◆ WHAT YOU NEED TO DO
Format the records as a JSON list of strings, one string per line with blank lines omitted, starting with the line that contains "section-2-14-3-text-b: ) or" and going on through the line that contains "section-2-14-3-number: Section 2.14.3".

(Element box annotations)
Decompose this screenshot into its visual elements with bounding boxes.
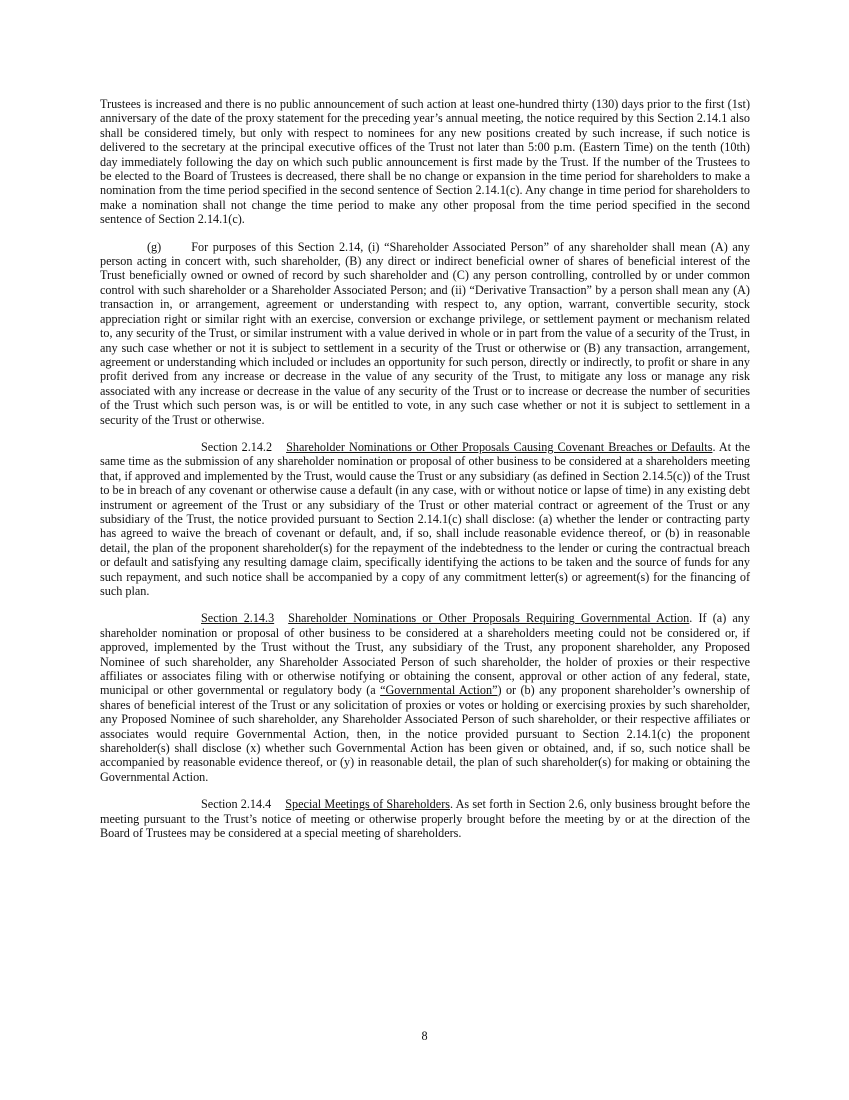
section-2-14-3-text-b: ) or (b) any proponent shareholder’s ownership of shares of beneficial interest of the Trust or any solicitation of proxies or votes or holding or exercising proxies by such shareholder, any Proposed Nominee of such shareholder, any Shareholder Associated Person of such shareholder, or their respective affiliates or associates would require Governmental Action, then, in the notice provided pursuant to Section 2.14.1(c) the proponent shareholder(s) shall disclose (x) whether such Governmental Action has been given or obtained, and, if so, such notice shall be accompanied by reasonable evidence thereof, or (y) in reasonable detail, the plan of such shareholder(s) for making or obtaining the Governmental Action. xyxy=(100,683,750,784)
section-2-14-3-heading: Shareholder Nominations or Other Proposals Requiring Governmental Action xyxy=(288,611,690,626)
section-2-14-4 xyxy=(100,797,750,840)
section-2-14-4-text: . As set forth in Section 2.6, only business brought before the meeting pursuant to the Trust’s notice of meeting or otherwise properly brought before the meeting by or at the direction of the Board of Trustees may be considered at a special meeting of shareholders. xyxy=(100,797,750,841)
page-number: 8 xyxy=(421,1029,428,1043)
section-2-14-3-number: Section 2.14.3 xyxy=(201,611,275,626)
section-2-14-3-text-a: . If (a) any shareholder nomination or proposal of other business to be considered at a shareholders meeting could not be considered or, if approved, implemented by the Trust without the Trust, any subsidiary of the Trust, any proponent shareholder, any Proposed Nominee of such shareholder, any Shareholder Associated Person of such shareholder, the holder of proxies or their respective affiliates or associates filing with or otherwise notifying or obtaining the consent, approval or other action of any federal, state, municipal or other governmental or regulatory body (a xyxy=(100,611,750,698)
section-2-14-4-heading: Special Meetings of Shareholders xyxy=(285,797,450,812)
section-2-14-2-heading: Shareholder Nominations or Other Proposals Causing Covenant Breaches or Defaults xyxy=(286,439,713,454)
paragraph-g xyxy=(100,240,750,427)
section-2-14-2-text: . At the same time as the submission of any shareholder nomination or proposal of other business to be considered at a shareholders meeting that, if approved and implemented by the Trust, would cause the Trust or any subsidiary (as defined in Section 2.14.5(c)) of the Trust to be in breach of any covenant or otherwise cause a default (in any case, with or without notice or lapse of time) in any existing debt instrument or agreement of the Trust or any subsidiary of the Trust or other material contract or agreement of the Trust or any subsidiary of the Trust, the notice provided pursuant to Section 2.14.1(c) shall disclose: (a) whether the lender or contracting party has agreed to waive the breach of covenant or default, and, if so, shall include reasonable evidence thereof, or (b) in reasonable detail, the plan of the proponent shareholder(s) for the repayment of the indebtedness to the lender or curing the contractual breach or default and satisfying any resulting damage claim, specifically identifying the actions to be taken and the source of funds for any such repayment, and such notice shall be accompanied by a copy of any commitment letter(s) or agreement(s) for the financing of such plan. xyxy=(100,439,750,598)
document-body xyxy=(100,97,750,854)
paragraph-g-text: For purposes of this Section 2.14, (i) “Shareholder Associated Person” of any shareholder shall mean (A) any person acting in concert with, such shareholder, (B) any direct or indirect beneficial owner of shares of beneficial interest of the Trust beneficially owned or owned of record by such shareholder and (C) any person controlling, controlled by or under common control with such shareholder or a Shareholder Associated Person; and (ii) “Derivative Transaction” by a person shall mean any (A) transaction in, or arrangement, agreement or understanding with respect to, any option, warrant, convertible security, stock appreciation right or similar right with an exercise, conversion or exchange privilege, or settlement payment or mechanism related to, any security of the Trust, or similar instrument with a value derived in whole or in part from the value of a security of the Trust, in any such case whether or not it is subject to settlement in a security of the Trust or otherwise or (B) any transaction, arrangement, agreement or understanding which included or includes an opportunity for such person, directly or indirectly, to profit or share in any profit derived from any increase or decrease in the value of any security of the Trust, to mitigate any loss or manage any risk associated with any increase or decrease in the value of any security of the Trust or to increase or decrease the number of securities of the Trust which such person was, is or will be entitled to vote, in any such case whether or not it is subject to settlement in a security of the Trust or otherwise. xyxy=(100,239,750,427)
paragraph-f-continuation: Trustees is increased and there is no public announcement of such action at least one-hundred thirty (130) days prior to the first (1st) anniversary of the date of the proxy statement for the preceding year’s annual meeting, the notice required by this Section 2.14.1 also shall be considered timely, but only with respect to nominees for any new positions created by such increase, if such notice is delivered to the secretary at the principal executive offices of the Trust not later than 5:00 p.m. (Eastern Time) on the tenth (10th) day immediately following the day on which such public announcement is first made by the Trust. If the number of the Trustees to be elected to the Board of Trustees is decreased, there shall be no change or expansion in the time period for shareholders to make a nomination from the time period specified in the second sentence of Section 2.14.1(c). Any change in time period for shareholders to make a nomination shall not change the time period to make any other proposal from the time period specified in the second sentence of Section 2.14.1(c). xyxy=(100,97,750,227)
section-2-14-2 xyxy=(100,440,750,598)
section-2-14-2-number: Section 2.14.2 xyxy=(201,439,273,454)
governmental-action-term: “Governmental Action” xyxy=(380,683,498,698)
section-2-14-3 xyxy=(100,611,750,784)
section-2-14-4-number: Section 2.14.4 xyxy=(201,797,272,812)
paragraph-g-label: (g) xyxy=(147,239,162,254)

...

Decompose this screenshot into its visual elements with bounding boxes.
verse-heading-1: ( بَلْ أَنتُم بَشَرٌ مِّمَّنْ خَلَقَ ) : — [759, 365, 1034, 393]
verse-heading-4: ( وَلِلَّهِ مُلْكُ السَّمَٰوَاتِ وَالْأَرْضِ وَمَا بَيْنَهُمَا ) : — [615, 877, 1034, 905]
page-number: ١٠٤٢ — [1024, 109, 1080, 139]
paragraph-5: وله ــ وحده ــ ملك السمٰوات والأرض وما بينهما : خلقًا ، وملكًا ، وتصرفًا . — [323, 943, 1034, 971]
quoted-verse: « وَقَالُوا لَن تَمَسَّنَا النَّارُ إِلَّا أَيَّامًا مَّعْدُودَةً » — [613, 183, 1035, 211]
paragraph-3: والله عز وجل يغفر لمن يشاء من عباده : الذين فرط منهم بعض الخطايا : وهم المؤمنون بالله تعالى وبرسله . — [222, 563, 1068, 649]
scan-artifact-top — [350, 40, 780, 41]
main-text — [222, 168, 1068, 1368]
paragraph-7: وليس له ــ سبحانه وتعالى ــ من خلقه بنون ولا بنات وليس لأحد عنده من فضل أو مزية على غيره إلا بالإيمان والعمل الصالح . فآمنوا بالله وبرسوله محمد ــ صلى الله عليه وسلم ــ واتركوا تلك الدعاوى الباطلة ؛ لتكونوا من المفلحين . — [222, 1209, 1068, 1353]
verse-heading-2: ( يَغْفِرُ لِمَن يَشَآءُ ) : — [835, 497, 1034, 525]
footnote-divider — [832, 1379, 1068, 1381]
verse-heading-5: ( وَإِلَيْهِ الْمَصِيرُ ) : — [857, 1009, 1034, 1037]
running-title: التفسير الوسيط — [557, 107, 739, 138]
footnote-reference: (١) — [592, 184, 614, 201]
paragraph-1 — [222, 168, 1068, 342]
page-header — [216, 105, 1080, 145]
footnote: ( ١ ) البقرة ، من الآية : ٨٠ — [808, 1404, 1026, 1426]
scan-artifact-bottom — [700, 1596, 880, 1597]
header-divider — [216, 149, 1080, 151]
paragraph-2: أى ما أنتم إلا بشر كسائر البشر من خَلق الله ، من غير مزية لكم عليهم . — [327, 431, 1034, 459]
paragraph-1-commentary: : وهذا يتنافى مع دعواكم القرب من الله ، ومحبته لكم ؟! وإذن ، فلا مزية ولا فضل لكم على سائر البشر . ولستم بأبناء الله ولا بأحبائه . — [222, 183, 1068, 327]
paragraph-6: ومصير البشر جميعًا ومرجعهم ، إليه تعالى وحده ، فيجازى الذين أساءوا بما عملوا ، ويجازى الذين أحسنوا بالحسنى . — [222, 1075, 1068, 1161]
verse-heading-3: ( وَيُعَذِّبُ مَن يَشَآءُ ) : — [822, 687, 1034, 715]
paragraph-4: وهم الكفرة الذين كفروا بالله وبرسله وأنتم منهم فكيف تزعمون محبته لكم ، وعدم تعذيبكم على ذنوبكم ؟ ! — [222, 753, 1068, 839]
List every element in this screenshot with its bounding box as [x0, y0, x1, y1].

◆ THE RESPONSE
[
  "section-2-14-3-text-b: ) or (b) any proponent shareholder’s ownership of shares of beneficial interest of the Trust or any solicitation of proxies or votes or holding or exercising proxies by such shareholder, any Proposed Nominee of such shareholder, any Shareholder Associated Person of such shareholder, or their respective affiliates or associates would require Governmental Action, then, in the notice provided pursuant to Section 2.14.1(c) the proponent shareholder(s) shall disclose (x) whether such Governmental Action has been given or obtained, and, if so, such notice shall be accompanied by reasonable evidence thereof, or (y) in reasonable detail, the plan of such shareholder(s) for making or obtaining the Governmental Action. xyxy=(100,683,750,784)",
  "section-2-14-3-heading: Shareholder Nominations or Other Proposals Requiring Governmental Action xyxy=(288,611,690,626)",
  "section-2-14-4 xyxy=(100,797,750,840)",
  "section-2-14-4-text: . As set forth in Section 2.6, only business brought before the meeting pursuant to the Trust’s notice of meeting or otherwise properly brought before the meeting by or at the direction of the Board of Trustees may be considered at a special meeting of shareholders. xyxy=(100,797,750,841)",
  "page-number: 8 xyxy=(421,1029,428,1043)",
  "section-2-14-3-number: Section 2.14.3 xyxy=(201,611,275,626)"
]